AIM OF THE EXERCISE: In the material below, render each line from the line containing "List UI elements" through the line containing "- input-pin[interactable]: [588, 479, 618, 493]" as one string in a JSON list, leaving out blank lines.

ENTRIES PROVIDED:
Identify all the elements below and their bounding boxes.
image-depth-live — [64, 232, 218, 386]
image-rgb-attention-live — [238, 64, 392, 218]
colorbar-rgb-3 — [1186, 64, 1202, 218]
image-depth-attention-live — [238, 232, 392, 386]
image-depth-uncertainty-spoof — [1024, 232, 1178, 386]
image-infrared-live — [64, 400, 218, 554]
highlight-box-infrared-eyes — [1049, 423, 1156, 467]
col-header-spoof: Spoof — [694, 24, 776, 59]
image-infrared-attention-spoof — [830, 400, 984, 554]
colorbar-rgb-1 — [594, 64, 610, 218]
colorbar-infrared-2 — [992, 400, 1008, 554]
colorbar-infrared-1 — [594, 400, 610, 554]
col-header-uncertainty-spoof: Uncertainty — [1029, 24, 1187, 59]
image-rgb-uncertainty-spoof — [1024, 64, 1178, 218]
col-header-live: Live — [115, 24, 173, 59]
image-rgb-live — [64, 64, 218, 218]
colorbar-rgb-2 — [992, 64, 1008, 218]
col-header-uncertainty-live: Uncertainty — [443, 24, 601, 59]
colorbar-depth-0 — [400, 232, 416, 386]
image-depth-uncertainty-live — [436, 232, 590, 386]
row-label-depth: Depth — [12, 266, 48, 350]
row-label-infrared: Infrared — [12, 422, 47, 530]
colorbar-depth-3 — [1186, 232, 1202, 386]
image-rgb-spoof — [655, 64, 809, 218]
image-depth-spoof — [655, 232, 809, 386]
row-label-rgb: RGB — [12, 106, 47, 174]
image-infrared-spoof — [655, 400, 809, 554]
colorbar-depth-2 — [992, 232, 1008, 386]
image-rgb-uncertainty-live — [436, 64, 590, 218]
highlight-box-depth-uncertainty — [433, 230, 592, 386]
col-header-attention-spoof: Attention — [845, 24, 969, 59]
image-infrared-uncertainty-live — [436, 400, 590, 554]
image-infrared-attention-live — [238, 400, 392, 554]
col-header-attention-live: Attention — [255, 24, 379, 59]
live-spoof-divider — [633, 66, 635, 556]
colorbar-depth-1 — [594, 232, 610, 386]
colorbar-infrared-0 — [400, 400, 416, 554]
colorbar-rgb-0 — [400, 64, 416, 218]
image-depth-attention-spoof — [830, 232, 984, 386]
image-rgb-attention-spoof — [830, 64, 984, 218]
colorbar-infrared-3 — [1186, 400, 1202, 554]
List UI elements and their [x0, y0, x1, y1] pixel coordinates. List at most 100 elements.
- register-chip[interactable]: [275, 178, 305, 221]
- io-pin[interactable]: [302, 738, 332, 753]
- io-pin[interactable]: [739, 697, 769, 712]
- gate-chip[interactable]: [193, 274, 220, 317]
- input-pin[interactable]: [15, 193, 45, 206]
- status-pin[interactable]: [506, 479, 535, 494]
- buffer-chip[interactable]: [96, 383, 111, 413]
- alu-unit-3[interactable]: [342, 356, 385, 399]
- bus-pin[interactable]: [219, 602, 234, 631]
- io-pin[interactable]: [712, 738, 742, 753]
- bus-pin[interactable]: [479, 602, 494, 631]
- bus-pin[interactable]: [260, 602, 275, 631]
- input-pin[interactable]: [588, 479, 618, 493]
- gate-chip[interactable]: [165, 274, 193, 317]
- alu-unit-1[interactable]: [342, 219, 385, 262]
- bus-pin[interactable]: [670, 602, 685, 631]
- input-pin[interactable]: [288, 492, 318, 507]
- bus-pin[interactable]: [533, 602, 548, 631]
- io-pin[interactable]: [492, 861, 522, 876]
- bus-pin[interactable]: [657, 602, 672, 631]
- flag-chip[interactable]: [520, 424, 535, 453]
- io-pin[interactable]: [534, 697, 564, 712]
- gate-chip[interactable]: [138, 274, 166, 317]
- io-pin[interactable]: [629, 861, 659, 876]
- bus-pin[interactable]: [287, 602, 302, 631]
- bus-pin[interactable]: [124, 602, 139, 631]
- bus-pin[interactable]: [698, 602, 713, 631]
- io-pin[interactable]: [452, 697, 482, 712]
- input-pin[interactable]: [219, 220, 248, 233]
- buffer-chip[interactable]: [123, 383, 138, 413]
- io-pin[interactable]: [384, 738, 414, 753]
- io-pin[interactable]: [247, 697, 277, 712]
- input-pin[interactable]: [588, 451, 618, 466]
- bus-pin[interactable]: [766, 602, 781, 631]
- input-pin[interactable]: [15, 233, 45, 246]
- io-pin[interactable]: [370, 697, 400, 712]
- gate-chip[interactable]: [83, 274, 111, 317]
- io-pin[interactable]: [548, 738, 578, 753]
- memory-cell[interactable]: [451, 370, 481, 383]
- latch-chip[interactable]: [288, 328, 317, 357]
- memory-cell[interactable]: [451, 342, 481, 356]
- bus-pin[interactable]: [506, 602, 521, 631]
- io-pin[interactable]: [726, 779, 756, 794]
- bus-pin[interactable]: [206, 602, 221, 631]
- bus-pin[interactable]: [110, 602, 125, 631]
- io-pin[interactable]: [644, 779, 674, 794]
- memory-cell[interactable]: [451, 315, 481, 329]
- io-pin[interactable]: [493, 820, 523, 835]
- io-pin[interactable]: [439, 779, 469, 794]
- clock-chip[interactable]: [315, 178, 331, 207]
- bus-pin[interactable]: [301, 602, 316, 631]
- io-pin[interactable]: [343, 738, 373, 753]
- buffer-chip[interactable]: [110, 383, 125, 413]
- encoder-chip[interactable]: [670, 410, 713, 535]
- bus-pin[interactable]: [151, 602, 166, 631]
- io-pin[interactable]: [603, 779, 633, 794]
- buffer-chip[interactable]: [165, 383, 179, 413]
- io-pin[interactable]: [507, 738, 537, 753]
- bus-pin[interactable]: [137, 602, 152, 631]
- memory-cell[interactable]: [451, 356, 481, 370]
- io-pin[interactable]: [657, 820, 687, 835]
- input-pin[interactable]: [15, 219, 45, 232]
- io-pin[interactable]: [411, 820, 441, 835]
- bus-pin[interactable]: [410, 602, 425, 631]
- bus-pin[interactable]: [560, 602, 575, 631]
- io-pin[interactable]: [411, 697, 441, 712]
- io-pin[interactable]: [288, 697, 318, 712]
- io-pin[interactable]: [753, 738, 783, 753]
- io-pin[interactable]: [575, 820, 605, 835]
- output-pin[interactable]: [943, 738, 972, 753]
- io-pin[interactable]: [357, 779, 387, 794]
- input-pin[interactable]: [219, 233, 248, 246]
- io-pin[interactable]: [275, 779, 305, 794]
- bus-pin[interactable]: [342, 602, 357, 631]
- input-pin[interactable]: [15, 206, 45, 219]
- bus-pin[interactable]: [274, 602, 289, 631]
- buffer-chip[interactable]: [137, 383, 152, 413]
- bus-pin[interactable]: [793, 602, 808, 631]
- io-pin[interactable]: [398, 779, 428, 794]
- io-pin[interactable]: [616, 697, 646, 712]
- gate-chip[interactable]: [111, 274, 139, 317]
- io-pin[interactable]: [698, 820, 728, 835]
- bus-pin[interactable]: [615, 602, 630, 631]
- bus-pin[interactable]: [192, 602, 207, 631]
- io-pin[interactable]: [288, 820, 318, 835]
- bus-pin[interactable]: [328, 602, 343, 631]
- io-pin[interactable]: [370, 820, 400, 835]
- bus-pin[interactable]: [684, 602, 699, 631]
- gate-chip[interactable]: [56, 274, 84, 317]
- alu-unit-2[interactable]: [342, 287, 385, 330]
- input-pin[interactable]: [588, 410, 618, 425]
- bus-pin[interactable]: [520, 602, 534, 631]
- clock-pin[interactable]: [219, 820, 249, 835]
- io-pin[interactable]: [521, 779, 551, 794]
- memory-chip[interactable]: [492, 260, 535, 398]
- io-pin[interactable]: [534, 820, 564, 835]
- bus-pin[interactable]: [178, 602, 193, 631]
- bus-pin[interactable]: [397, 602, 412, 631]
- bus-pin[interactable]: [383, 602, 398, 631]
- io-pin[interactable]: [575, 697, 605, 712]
* * *
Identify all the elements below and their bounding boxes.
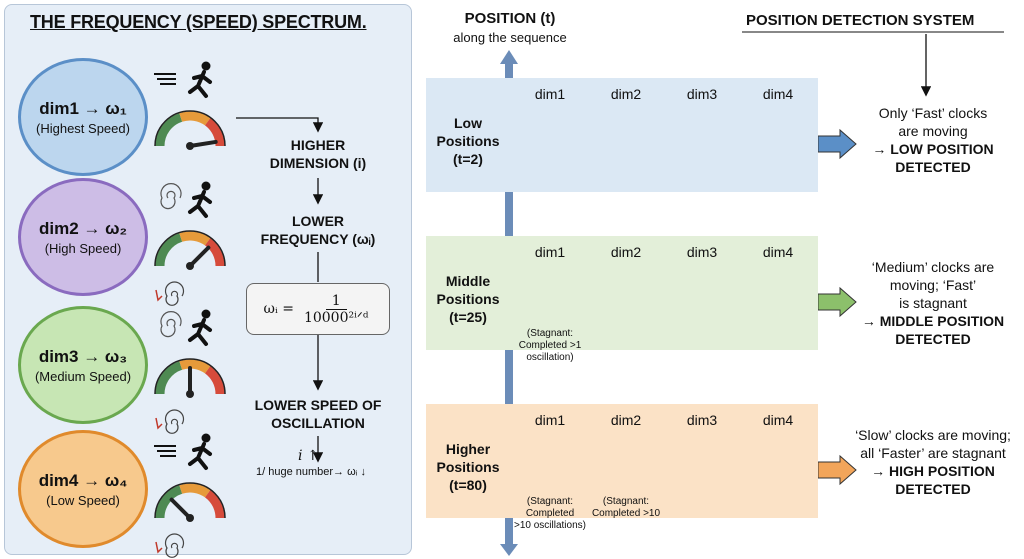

EXERCISE SOLUTION:
[
  "List UI elements and their [x0, y0, x1, y1] pixel coordinates. List at most 100 elements.",
  "- register-chip[interactable]: [275, 178, 305, 221]",
  "- io-pin[interactable]: [302, 738, 332, 753]",
  "- io-pin[interactable]: [739, 697, 769, 712]",
  "- gate-chip[interactable]: [193, 274, 220, 317]",
  "- input-pin[interactable]: [15, 193, 45, 206]",
  "- status-pin[interactable]: [506, 479, 535, 494]",
  "- buffer-chip[interactable]: [96, 383, 111, 413]",
  "- alu-unit-3[interactable]: [342, 356, 385, 399]",
  "- bus-pin[interactable]: [219, 602, 234, 631]",
  "- io-pin[interactable]: [712, 738, 742, 753]",
  "- bus-pin[interactable]: [479, 602, 494, 631]",
  "- bus-pin[interactable]: [260, 602, 275, 631]",
  "- input-pin[interactable]: [588, 479, 618, 493]"
]